▶ [DIRECTIONS FOR THIS TASK]: Restate the entire listing word for word.

▶ [DATA RECORDS]:
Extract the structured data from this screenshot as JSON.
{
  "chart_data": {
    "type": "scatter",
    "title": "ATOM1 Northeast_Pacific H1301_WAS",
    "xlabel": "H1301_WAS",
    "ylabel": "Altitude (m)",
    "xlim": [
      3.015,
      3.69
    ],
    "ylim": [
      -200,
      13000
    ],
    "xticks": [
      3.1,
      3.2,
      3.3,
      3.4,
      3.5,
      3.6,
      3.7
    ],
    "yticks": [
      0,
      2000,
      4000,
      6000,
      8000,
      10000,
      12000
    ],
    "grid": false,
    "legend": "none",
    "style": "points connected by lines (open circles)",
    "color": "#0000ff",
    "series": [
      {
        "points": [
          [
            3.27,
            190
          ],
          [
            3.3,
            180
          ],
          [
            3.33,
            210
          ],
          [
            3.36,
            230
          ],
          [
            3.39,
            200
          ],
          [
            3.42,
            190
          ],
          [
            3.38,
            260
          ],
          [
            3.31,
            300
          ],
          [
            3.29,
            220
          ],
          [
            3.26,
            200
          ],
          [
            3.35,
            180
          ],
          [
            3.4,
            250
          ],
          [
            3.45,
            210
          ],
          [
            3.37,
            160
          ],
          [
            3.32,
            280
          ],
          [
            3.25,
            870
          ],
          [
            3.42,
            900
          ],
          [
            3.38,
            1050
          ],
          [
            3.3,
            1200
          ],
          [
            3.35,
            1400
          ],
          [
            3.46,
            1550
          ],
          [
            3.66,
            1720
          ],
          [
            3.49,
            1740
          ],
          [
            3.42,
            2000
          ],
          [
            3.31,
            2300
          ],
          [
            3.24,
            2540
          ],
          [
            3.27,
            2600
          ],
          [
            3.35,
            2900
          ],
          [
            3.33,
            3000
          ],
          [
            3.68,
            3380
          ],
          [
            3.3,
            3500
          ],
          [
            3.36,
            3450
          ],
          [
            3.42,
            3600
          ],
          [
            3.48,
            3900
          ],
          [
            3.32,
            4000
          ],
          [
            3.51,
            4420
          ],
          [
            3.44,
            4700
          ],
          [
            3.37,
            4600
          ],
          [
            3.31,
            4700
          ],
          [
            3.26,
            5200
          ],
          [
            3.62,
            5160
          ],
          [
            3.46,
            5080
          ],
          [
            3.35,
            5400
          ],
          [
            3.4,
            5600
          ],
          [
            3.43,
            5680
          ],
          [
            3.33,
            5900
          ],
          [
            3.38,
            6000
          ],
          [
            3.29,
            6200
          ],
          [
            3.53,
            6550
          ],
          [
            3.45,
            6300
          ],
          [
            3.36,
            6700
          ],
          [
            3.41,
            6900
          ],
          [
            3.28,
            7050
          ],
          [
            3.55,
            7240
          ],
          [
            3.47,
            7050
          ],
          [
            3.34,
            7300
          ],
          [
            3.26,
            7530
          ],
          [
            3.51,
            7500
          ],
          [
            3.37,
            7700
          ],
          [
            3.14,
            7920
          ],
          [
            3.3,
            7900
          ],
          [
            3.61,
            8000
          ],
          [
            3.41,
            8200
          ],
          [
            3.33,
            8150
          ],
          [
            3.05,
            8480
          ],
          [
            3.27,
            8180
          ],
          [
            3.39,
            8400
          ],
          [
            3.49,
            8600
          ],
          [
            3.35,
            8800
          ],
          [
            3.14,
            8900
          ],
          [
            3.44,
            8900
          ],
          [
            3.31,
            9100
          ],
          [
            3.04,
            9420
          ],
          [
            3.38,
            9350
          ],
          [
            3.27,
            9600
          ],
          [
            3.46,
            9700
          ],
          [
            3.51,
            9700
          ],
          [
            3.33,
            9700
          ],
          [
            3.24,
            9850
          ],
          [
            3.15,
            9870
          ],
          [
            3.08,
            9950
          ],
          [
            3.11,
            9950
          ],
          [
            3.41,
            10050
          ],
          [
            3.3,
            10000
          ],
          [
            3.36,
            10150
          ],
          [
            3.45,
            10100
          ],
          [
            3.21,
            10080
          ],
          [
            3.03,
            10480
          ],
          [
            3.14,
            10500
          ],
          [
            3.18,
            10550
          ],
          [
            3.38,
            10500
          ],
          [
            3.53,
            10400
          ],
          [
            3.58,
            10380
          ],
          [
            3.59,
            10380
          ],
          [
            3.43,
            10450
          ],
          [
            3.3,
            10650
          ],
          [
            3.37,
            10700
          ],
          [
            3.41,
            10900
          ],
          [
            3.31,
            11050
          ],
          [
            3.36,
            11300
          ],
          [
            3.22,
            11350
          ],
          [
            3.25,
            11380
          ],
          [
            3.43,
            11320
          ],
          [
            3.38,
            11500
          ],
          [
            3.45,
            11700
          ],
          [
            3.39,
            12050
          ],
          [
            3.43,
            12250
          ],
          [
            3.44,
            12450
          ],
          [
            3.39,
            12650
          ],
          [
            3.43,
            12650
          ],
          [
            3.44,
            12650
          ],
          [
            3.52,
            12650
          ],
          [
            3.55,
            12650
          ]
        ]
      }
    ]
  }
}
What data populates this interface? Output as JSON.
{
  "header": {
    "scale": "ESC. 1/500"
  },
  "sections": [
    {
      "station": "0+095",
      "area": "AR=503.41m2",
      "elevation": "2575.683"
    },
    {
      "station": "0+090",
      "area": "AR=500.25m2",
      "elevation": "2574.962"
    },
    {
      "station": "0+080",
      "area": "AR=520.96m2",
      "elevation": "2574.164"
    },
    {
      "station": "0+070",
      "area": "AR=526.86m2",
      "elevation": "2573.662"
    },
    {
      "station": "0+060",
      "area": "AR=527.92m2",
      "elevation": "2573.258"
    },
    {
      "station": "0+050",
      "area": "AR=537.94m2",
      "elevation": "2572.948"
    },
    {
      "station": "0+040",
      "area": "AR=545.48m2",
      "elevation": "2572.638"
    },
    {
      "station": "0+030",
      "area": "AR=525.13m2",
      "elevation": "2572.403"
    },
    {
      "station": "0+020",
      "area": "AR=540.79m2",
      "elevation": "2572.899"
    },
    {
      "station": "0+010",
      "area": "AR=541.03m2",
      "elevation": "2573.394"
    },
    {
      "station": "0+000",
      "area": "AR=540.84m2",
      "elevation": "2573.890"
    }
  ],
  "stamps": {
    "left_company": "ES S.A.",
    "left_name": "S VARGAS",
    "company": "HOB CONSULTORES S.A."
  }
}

▶ [CORRECT RESULT]:
Extract the structured data from this screenshot as JSON.
{
  "chart_data": {
    "type": "scatter",
    "title": "ATOM1 Northeast_Pacific H1301_WAS",
    "xlabel": "H1301_WAS",
    "ylabel": "Altitude (m)",
    "xlim": [
      3.015,
      3.69
    ],
    "ylim": [
      -200,
      13000
    ],
    "xticks": [
      3.1,
      3.2,
      3.3,
      3.4,
      3.5,
      3.6,
      3.7
    ],
    "yticks": [
      0,
      2000,
      4000,
      6000,
      8000,
      10000,
      12000
    ],
    "grid": false,
    "legend": "none",
    "style": "points connected by lines (open circles)",
    "color": "#0000ff",
    "series": [
      {
        "points": [
          [
            3.27,
            190
          ],
          [
            3.3,
            180
          ],
          [
            3.33,
            210
          ],
          [
            3.36,
            230
          ],
          [
            3.39,
            200
          ],
          [
            3.42,
            190
          ],
          [
            3.38,
            260
          ],
          [
            3.31,
            300
          ],
          [
            3.29,
            220
          ],
          [
            3.26,
            200
          ],
          [
            3.35,
            180
          ],
          [
            3.4,
            250
          ],
          [
            3.45,
            210
          ],
          [
            3.37,
            160
          ],
          [
            3.32,
            280
          ],
          [
            3.25,
            870
          ],
          [
            3.42,
            900
          ],
          [
            3.38,
            1050
          ],
          [
            3.3,
            1200
          ],
          [
            3.35,
            1400
          ],
          [
            3.46,
            1550
          ],
          [
            3.66,
            1720
          ],
          [
            3.49,
            1740
          ],
          [
            3.42,
            2000
          ],
          [
            3.31,
            2300
          ],
          [
            3.24,
            2540
          ],
          [
            3.27,
            2600
          ],
          [
            3.35,
            2900
          ],
          [
            3.33,
            3000
          ],
          [
            3.68,
            3380
          ],
          [
            3.3,
            3500
          ],
          [
            3.36,
            3450
          ],
          [
            3.42,
            3600
          ],
          [
            3.48,
            3900
          ],
          [
            3.32,
            4000
          ],
          [
            3.51,
            4420
          ],
          [
            3.44,
            4700
          ],
          [
            3.37,
            4600
          ],
          [
            3.31,
            4700
          ],
          [
            3.26,
            5200
          ],
          [
            3.62,
            5160
          ],
          [
            3.46,
            5080
          ],
          [
            3.35,
            5400
          ],
          [
            3.4,
            5600
          ],
          [
            3.43,
            5680
          ],
          [
            3.33,
            5900
          ],
          [
            3.38,
            6000
          ],
          [
            3.29,
            6200
          ],
          [
            3.53,
            6550
          ],
          [
            3.45,
            6300
          ],
          [
            3.36,
            6700
          ],
          [
            3.41,
            6900
          ],
          [
            3.28,
            7050
          ],
          [
            3.55,
            7240
          ],
          [
            3.47,
            7050
          ],
          [
            3.34,
            7300
          ],
          [
            3.26,
            7530
          ],
          [
            3.51,
            7500
          ],
          [
            3.37,
            7700
          ],
          [
            3.14,
            7920
          ],
          [
            3.3,
            7900
          ],
          [
            3.61,
            8000
          ],
          [
            3.41,
            8200
          ],
          [
            3.33,
            8150
          ],
          [
            3.05,
            8480
          ],
          [
            3.27,
            8180
          ],
          [
            3.39,
            8400
          ],
          [
            3.49,
            8600
          ],
          [
            3.35,
            8800
          ],
          [
            3.14,
            8900
          ],
          [
            3.44,
            8900
          ],
          [
            3.31,
            9100
          ],
          [
            3.04,
            9420
          ],
          [
            3.38,
            9350
          ],
          [
            3.27,
            9600
          ],
          [
            3.46,
            9700
          ],
          [
            3.51,
            9700
          ],
          [
            3.33,
            9700
          ],
          [
            3.24,
            9850
          ],
          [
            3.15,
            9870
          ],
          [
            3.08,
            9950
          ],
          [
            3.11,
            9950
          ],
          [
            3.41,
            10050
          ],
          [
            3.3,
            10000
          ],
          [
            3.36,
            10150
          ],
          [
            3.45,
            10100
          ],
          [
            3.21,
            10080
          ],
          [
            3.03,
            10480
          ],
          [
            3.14,
            10500
          ],
          [
            3.18,
            10550
          ],
          [
            3.38,
            10500
          ],
          [
            3.53,
            10400
          ],
          [
            3.58,
            10380
          ],
          [
            3.59,
            10380
          ],
          [
            3.43,
            10450
          ],
          [
            3.3,
            10650
          ],
          [
            3.37,
            10700
          ],
          [
            3.41,
            10900
          ],
          [
            3.31,
            11050
          ],
          [
            3.36,
            11300
          ],
          [
            3.22,
            11350
          ],
          [
            3.25,
            11380
          ],
          [
            3.43,
            11320
          ],
          [
            3.38,
            11500
          ],
          [
            3.45,
            11700
          ],
          [
            3.39,
            12050
          ],
          [
            3.43,
            12250
          ],
          [
            3.44,
            12450
          ],
          [
            3.39,
            12650
          ],
          [
            3.43,
            12650
          ],
          [
            3.44,
            12650
          ],
          [
            3.52,
            12650
          ],
          [
            3.55,
            12650
          ]
        ]
      }
    ]
  }
}
What data populates this interface? Output as JSON.
{
  "header": {
    "scale": "ESC. 1/500"
  },
  "sections": [
    {
      "station": "0+095",
      "area": "AR=503.41m2",
      "elevation": "2575.683"
    },
    {
      "station": "0+090",
      "area": "AR=500.25m2",
      "elevation": "2574.962"
    },
    {
      "station": "0+080",
      "area": "AR=520.96m2",
      "elevation": "2574.164"
    },
    {
      "station": "0+070",
      "area": "AR=526.86m2",
      "elevation": "2573.662"
    },
    {
      "station": "0+060",
      "area": "AR=527.92m2",
      "elevation": "2573.258"
    },
    {
      "station": "0+050",
      "area": "AR=537.94m2",
      "elevation": "2572.948"
    },
    {
      "station": "0+040",
      "area": "AR=545.48m2",
      "elevation": "2572.638"
    },
    {
      "station": "0+030",
      "area": "AR=525.13m2",
      "elevation": "2572.403"
    },
    {
      "station": "0+020",
      "area": "AR=540.79m2",
      "elevation": "2572.899"
    },
    {
      "station": "0+010",
      "area": "AR=541.03m2",
      "elevation": "2573.394"
    },
    {
      "station": "0+000",
      "area": "AR=540.84m2",
      "elevation": "2573.890"
    }
  ],
  "stamps": {
    "left_company": "ES S.A.",
    "left_name": "S VARGAS",
    "company": "HOB CONSULTORES S.A."
  }
}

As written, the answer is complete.